— BEGIN —
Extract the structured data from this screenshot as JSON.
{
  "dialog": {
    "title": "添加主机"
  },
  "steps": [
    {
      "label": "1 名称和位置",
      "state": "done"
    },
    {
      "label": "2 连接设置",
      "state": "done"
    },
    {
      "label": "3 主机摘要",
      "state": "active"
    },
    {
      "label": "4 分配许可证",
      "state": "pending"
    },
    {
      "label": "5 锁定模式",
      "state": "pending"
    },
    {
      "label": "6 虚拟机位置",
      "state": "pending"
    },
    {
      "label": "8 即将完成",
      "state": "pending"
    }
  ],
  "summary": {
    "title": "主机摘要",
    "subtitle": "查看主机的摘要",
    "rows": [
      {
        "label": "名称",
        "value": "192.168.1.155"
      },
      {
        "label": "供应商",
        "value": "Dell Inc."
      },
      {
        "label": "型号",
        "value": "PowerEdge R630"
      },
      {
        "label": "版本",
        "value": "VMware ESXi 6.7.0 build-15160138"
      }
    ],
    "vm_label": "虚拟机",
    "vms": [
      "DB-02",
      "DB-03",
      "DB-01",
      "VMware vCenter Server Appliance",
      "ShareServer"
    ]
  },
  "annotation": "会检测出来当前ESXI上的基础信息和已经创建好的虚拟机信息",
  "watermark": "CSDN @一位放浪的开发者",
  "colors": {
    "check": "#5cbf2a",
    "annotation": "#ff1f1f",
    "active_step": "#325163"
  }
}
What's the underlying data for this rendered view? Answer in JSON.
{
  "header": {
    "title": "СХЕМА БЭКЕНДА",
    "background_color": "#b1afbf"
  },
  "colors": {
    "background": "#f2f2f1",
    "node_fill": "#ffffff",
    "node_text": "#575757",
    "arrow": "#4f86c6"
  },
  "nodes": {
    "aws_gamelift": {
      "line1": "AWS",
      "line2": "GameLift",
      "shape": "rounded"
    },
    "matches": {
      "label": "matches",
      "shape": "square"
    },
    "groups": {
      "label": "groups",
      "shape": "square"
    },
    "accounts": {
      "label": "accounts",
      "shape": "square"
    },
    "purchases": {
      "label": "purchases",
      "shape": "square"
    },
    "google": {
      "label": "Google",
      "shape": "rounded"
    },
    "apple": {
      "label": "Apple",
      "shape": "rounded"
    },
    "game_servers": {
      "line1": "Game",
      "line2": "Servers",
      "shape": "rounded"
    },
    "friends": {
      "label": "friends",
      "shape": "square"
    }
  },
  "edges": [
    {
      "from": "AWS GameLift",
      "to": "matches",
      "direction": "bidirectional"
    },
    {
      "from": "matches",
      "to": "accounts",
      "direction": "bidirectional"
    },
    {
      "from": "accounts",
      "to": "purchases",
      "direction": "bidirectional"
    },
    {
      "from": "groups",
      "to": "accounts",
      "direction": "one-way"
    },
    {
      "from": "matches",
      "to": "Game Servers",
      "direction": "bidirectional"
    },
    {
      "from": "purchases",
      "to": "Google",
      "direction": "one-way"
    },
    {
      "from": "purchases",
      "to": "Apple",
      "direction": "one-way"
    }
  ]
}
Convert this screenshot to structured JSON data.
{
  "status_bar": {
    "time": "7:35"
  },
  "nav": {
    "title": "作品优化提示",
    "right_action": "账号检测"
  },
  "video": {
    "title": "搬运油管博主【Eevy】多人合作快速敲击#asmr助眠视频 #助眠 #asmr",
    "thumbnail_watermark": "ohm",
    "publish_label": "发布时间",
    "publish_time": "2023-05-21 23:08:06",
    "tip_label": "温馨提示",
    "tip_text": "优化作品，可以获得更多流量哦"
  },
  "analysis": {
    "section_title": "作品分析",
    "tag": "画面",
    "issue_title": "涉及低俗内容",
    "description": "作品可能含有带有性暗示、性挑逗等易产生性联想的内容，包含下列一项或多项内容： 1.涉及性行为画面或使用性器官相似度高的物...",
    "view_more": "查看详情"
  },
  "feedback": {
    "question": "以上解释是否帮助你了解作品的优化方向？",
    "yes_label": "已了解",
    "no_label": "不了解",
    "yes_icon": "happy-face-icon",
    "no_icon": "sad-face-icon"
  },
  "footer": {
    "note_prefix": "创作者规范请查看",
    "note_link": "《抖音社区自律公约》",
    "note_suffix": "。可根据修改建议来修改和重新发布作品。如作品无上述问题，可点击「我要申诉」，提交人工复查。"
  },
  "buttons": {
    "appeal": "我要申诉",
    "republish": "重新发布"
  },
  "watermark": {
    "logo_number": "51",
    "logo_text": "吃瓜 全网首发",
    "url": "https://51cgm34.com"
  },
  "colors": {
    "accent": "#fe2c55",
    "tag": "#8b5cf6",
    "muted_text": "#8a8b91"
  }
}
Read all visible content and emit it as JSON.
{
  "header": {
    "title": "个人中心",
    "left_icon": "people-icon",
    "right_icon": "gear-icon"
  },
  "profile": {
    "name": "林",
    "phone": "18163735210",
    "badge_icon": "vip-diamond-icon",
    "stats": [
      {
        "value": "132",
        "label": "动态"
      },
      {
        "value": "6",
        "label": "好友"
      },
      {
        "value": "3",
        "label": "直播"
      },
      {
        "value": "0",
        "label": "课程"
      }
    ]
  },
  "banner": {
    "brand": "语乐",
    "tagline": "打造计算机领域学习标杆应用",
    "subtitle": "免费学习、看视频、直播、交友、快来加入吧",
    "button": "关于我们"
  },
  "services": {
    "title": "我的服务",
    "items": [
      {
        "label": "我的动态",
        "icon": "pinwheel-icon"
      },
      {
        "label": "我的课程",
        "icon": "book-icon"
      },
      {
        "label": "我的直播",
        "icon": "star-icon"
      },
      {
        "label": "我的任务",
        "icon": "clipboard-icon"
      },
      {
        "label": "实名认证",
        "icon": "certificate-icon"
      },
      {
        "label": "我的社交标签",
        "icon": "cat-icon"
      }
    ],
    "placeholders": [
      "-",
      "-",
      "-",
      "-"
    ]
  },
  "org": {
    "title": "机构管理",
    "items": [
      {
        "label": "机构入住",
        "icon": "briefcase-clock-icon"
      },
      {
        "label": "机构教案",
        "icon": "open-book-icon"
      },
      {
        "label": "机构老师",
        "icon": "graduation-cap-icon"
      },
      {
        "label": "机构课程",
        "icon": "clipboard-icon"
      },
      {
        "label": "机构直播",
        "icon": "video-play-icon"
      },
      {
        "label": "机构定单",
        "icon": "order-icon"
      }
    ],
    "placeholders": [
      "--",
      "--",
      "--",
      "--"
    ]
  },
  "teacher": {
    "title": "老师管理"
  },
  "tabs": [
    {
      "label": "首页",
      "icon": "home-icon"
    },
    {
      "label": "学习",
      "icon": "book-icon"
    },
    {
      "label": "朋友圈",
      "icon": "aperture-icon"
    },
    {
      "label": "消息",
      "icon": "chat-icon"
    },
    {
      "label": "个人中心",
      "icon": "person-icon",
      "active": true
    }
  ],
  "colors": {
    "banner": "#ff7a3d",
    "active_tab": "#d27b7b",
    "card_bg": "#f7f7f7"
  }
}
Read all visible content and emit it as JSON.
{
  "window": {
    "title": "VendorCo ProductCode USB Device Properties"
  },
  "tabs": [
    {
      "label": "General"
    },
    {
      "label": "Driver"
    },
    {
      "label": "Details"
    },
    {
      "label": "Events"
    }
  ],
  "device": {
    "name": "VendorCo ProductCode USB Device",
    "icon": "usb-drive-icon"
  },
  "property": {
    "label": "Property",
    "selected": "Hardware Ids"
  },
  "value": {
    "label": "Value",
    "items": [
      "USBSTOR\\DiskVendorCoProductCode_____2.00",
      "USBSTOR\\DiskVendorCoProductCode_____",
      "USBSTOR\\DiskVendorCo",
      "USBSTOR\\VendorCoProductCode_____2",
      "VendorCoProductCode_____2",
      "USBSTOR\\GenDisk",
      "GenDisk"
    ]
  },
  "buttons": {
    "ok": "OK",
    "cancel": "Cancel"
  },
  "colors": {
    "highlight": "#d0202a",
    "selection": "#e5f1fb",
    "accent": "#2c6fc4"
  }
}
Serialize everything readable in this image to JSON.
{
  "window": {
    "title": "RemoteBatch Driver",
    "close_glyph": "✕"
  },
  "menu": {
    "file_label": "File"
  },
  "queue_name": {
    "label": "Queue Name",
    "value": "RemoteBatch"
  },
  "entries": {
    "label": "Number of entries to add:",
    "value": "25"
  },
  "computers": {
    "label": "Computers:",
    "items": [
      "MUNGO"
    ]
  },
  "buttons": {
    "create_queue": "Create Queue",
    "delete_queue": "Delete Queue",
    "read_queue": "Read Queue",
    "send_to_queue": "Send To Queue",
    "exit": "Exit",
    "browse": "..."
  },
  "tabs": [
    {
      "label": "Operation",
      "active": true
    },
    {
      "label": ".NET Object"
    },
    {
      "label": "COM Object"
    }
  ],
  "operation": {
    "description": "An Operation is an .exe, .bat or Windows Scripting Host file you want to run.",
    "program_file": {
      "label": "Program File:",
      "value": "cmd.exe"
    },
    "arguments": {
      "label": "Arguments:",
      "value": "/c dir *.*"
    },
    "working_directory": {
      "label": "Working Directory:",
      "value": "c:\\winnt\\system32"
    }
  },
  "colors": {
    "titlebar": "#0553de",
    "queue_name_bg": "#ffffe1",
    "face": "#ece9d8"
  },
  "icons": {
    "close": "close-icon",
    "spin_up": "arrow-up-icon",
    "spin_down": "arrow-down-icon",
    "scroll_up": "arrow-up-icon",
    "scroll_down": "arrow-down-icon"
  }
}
— END —
What to work on
How many of these lines contain "description"? Write only the number.

Solution
2